Exercise – Copy every line of the records below that holds the word "content".

Data listing –
● ● ●
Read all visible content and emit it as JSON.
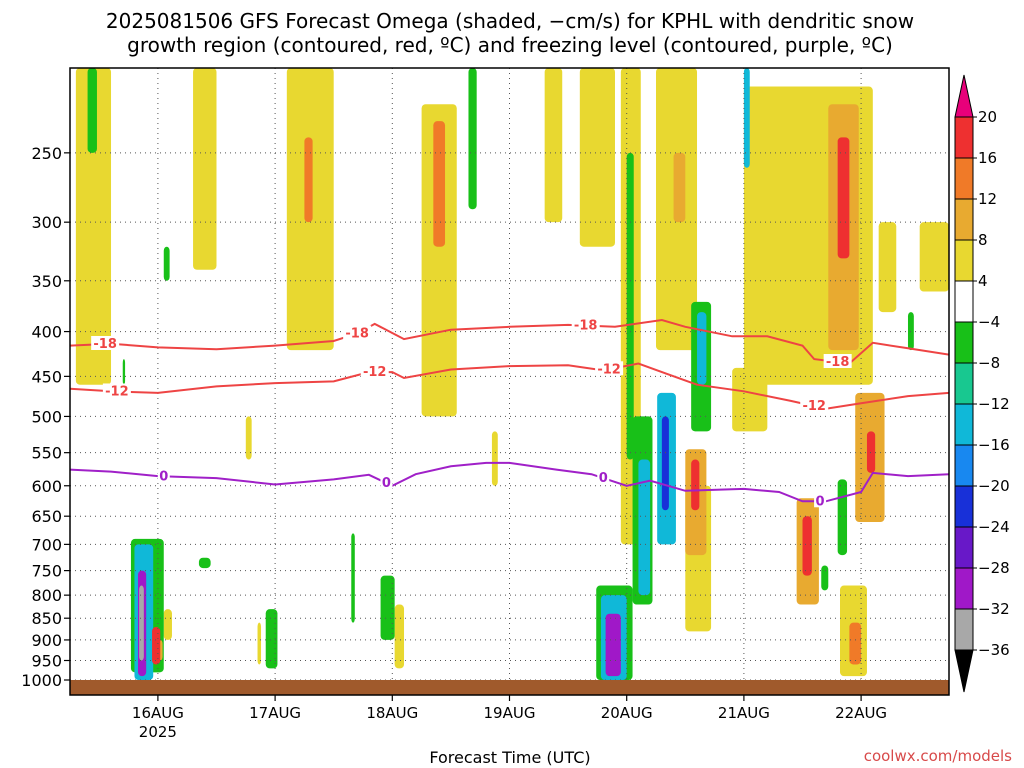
{
  "chart_data": {
    "type": "heatmap",
    "title_line1": "2025081506 GFS Forecast Omega (shaded, −cm/s) for KPHL with dendritic snow",
    "title_line2": "growth region (contoured, red, ºC) and freezing level (contoured, purple, ºC)",
    "xlabel": "Forecast Time (UTC)",
    "ylabel": "",
    "credit": "coolwx.com/models",
    "y_scale": "log-pressure",
    "y_range": [
      1000,
      200
    ],
    "y_ticks": [
      250,
      300,
      350,
      400,
      450,
      500,
      550,
      600,
      650,
      700,
      750,
      800,
      850,
      900,
      950,
      1000
    ],
    "x_range_days": [
      15.25,
      22.75
    ],
    "x_ticks": [
      {
        "day": 16,
        "label": "16AUG",
        "sub": "2025"
      },
      {
        "day": 17,
        "label": "17AUG",
        "sub": ""
      },
      {
        "day": 18,
        "label": "18AUG",
        "sub": ""
      },
      {
        "day": 19,
        "label": "19AUG",
        "sub": ""
      },
      {
        "day": 20,
        "label": "20AUG",
        "sub": ""
      },
      {
        "day": 21,
        "label": "21AUG",
        "sub": ""
      },
      {
        "day": 22,
        "label": "22AUG",
        "sub": ""
      }
    ],
    "grid": true,
    "colorbar": {
      "levels": [
        "20",
        "16",
        "12",
        "8",
        "4",
        "−4",
        "−8",
        "−12",
        "−16",
        "−20",
        "−24",
        "−28",
        "−32",
        "−36"
      ],
      "colors": [
        "#e8007a",
        "#ee3030",
        "#f07a28",
        "#e8aa30",
        "#e8d830",
        "#ffffff",
        "#18c018",
        "#18c890",
        "#10b8d8",
        "#1888f0",
        "#1830d8",
        "#6818c8",
        "#a018c8",
        "#a8a8a8",
        "#000000"
      ]
    },
    "contours": [
      {
        "label": "-18",
        "color": "#ee4444",
        "x": [
          15.25,
          15.6,
          16.0,
          16.5,
          17.0,
          17.5,
          17.7,
          17.85,
          18.1,
          18.5,
          19.0,
          19.5,
          19.9,
          20.3,
          20.5,
          20.9,
          21.2,
          21.5,
          21.6,
          21.9,
          22.1,
          22.4,
          22.75
        ],
        "y": [
          415,
          413,
          417,
          419,
          415,
          410,
          402,
          392,
          408,
          398,
          395,
          393,
          395,
          388,
          395,
          405,
          405,
          415,
          430,
          435,
          412,
          418,
          425
        ],
        "labels_at": [
          15.55,
          17.7,
          19.65,
          21.8
        ]
      },
      {
        "label": "-12",
        "color": "#ee4444",
        "x": [
          15.25,
          15.6,
          16.0,
          16.5,
          17.0,
          17.5,
          17.8,
          18.0,
          18.1,
          18.5,
          19.0,
          19.5,
          19.8,
          20.1,
          20.3,
          20.6,
          21.0,
          21.4,
          21.7,
          22.0,
          22.4,
          22.75
        ],
        "y": [
          465,
          468,
          470,
          462,
          458,
          456,
          445,
          445,
          452,
          442,
          438,
          437,
          443,
          435,
          445,
          460,
          468,
          480,
          490,
          483,
          474,
          470
        ],
        "labels_at": [
          15.65,
          17.85,
          19.85,
          21.6
        ]
      },
      {
        "label": "0",
        "color": "#a020c8",
        "x": [
          15.25,
          15.6,
          16.0,
          16.5,
          17.0,
          17.5,
          17.8,
          18.0,
          18.2,
          18.5,
          18.8,
          19.0,
          19.4,
          19.7,
          20.0,
          20.2,
          20.5,
          21.0,
          21.3,
          21.5,
          21.7,
          22.0,
          22.1,
          22.4,
          22.75
        ],
        "y": [
          575,
          578,
          585,
          588,
          598,
          590,
          583,
          600,
          582,
          570,
          565,
          565,
          575,
          582,
          600,
          592,
          608,
          605,
          610,
          625,
          625,
          610,
          580,
          585,
          582
        ],
        "labels_at": [
          16.05,
          17.95,
          19.8,
          21.65
        ]
      }
    ],
    "omega_cells": [
      {
        "t": [
          15.83,
          15.9
        ],
        "p": [
          750,
          990
        ],
        "v": -28
      },
      {
        "t": [
          15.84,
          15.88
        ],
        "p": [
          780,
          950
        ],
        "v": -32
      },
      {
        "t": [
          15.8,
          15.96
        ],
        "p": [
          700,
          1000
        ],
        "v": -12
      },
      {
        "t": [
          15.77,
          16.05
        ],
        "p": [
          690,
          980
        ],
        "v": -6
      },
      {
        "t": [
          15.95,
          16.02
        ],
        "p": [
          870,
          960
        ],
        "v": 16
      },
      {
        "t": [
          16.0,
          16.04
        ],
        "p": [
          900,
          950
        ],
        "v": 8
      },
      {
        "t": [
          16.05,
          16.12
        ],
        "p": [
          830,
          900
        ],
        "v": 5
      },
      {
        "t": [
          16.35,
          16.45
        ],
        "p": [
          725,
          745
        ],
        "v": -6
      },
      {
        "t": [
          16.92,
          17.02
        ],
        "p": [
          830,
          970
        ],
        "v": -6
      },
      {
        "t": [
          16.85,
          16.88
        ],
        "p": [
          860,
          960
        ],
        "v": 5
      },
      {
        "t": [
          17.65,
          17.68
        ],
        "p": [
          680,
          860
        ],
        "v": -6
      },
      {
        "t": [
          17.9,
          18.02
        ],
        "p": [
          760,
          900
        ],
        "v": -6
      },
      {
        "t": [
          18.02,
          18.1
        ],
        "p": [
          820,
          970
        ],
        "v": 5
      },
      {
        "t": [
          19.82,
          19.95
        ],
        "p": [
          840,
          990
        ],
        "v": -28
      },
      {
        "t": [
          19.78,
          20.0
        ],
        "p": [
          800,
          1000
        ],
        "v": -12
      },
      {
        "t": [
          19.74,
          20.05
        ],
        "p": [
          780,
          1000
        ],
        "v": -6
      },
      {
        "t": [
          20.1,
          20.2
        ],
        "p": [
          560,
          800
        ],
        "v": -12
      },
      {
        "t": [
          20.05,
          20.22
        ],
        "p": [
          500,
          820
        ],
        "v": -6
      },
      {
        "t": [
          20.3,
          20.36
        ],
        "p": [
          500,
          640
        ],
        "v": -20
      },
      {
        "t": [
          20.26,
          20.42
        ],
        "p": [
          470,
          700
        ],
        "v": -12
      },
      {
        "t": [
          20.55,
          20.62
        ],
        "p": [
          560,
          640
        ],
        "v": 16
      },
      {
        "t": [
          20.5,
          20.68
        ],
        "p": [
          545,
          720
        ],
        "v": 8
      },
      {
        "t": [
          20.6,
          20.68
        ],
        "p": [
          380,
          460
        ],
        "v": -12
      },
      {
        "t": [
          20.55,
          20.72
        ],
        "p": [
          370,
          520
        ],
        "v": -6
      },
      {
        "t": [
          20.5,
          20.72
        ],
        "p": [
          600,
          880
        ],
        "v": 5
      },
      {
        "t": [
          21.5,
          21.58
        ],
        "p": [
          650,
          760
        ],
        "v": 16
      },
      {
        "t": [
          21.45,
          21.64
        ],
        "p": [
          620,
          820
        ],
        "v": 8
      },
      {
        "t": [
          21.66,
          21.72
        ],
        "p": [
          740,
          790
        ],
        "v": -6
      },
      {
        "t": [
          21.8,
          21.88
        ],
        "p": [
          590,
          720
        ],
        "v": -6
      },
      {
        "t": [
          21.9,
          22.0
        ],
        "p": [
          860,
          960
        ],
        "v": 12
      },
      {
        "t": [
          21.82,
          22.05
        ],
        "p": [
          780,
          990
        ],
        "v": 5
      },
      {
        "t": [
          22.05,
          22.12
        ],
        "p": [
          520,
          580
        ],
        "v": 16
      },
      {
        "t": [
          21.95,
          22.2
        ],
        "p": [
          470,
          660
        ],
        "v": 8
      },
      {
        "t": [
          21.8,
          21.9
        ],
        "p": [
          240,
          330
        ],
        "v": 16
      },
      {
        "t": [
          21.72,
          21.98
        ],
        "p": [
          220,
          420
        ],
        "v": 8
      },
      {
        "t": [
          21.0,
          22.1
        ],
        "p": [
          210,
          460
        ],
        "v": 5
      },
      {
        "t": [
          21.0,
          21.05
        ],
        "p": [
          200,
          260
        ],
        "v": -12
      },
      {
        "t": [
          20.9,
          21.2
        ],
        "p": [
          440,
          520
        ],
        "v": 5
      },
      {
        "t": [
          17.25,
          17.32
        ],
        "p": [
          240,
          300
        ],
        "v": 12
      },
      {
        "t": [
          17.1,
          17.5
        ],
        "p": [
          200,
          420
        ],
        "v": 5
      },
      {
        "t": [
          16.3,
          16.5
        ],
        "p": [
          200,
          340
        ],
        "v": 5
      },
      {
        "t": [
          15.3,
          15.6
        ],
        "p": [
          200,
          460
        ],
        "v": 5
      },
      {
        "t": [
          15.4,
          15.48
        ],
        "p": [
          200,
          250
        ],
        "v": -6
      },
      {
        "t": [
          18.25,
          18.55
        ],
        "p": [
          220,
          500
        ],
        "v": 5
      },
      {
        "t": [
          18.35,
          18.45
        ],
        "p": [
          230,
          320
        ],
        "v": 12
      },
      {
        "t": [
          18.65,
          18.72
        ],
        "p": [
          200,
          290
        ],
        "v": -6
      },
      {
        "t": [
          19.3,
          19.45
        ],
        "p": [
          200,
          300
        ],
        "v": 5
      },
      {
        "t": [
          19.6,
          19.9
        ],
        "p": [
          200,
          320
        ],
        "v": 5
      },
      {
        "t": [
          20.0,
          20.06
        ],
        "p": [
          250,
          560
        ],
        "v": -6
      },
      {
        "t": [
          19.95,
          20.12
        ],
        "p": [
          200,
          700
        ],
        "v": 5
      },
      {
        "t": [
          20.25,
          20.6
        ],
        "p": [
          200,
          420
        ],
        "v": 5
      },
      {
        "t": [
          20.4,
          20.5
        ],
        "p": [
          250,
          300
        ],
        "v": 8
      },
      {
        "t": [
          22.15,
          22.3
        ],
        "p": [
          300,
          380
        ],
        "v": 5
      },
      {
        "t": [
          22.4,
          22.45
        ],
        "p": [
          380,
          420
        ],
        "v": -6
      },
      {
        "t": [
          22.5,
          22.75
        ],
        "p": [
          300,
          360
        ],
        "v": 5
      },
      {
        "t": [
          16.05,
          16.1
        ],
        "p": [
          320,
          350
        ],
        "v": -6
      },
      {
        "t": [
          15.7,
          15.72
        ],
        "p": [
          430,
          460
        ],
        "v": -6
      },
      {
        "t": [
          18.85,
          18.9
        ],
        "p": [
          520,
          600
        ],
        "v": 5
      },
      {
        "t": [
          16.75,
          16.8
        ],
        "p": [
          500,
          560
        ],
        "v": 5
      }
    ]
  }
}
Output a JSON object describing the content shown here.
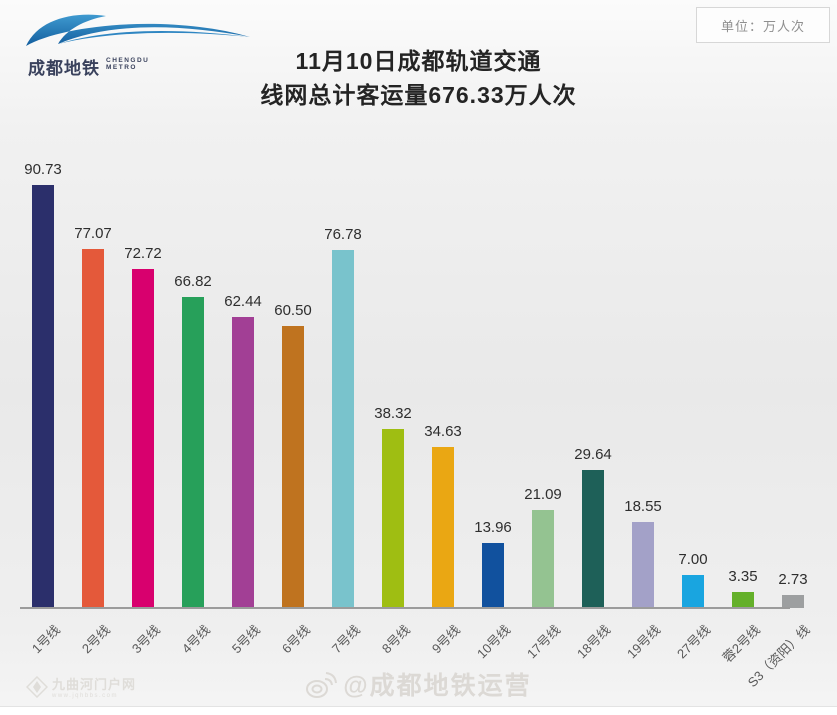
● ● ●
Exercise output –
Read all visible content and emit it as JSON.
Output a JSON object describing the content shown here.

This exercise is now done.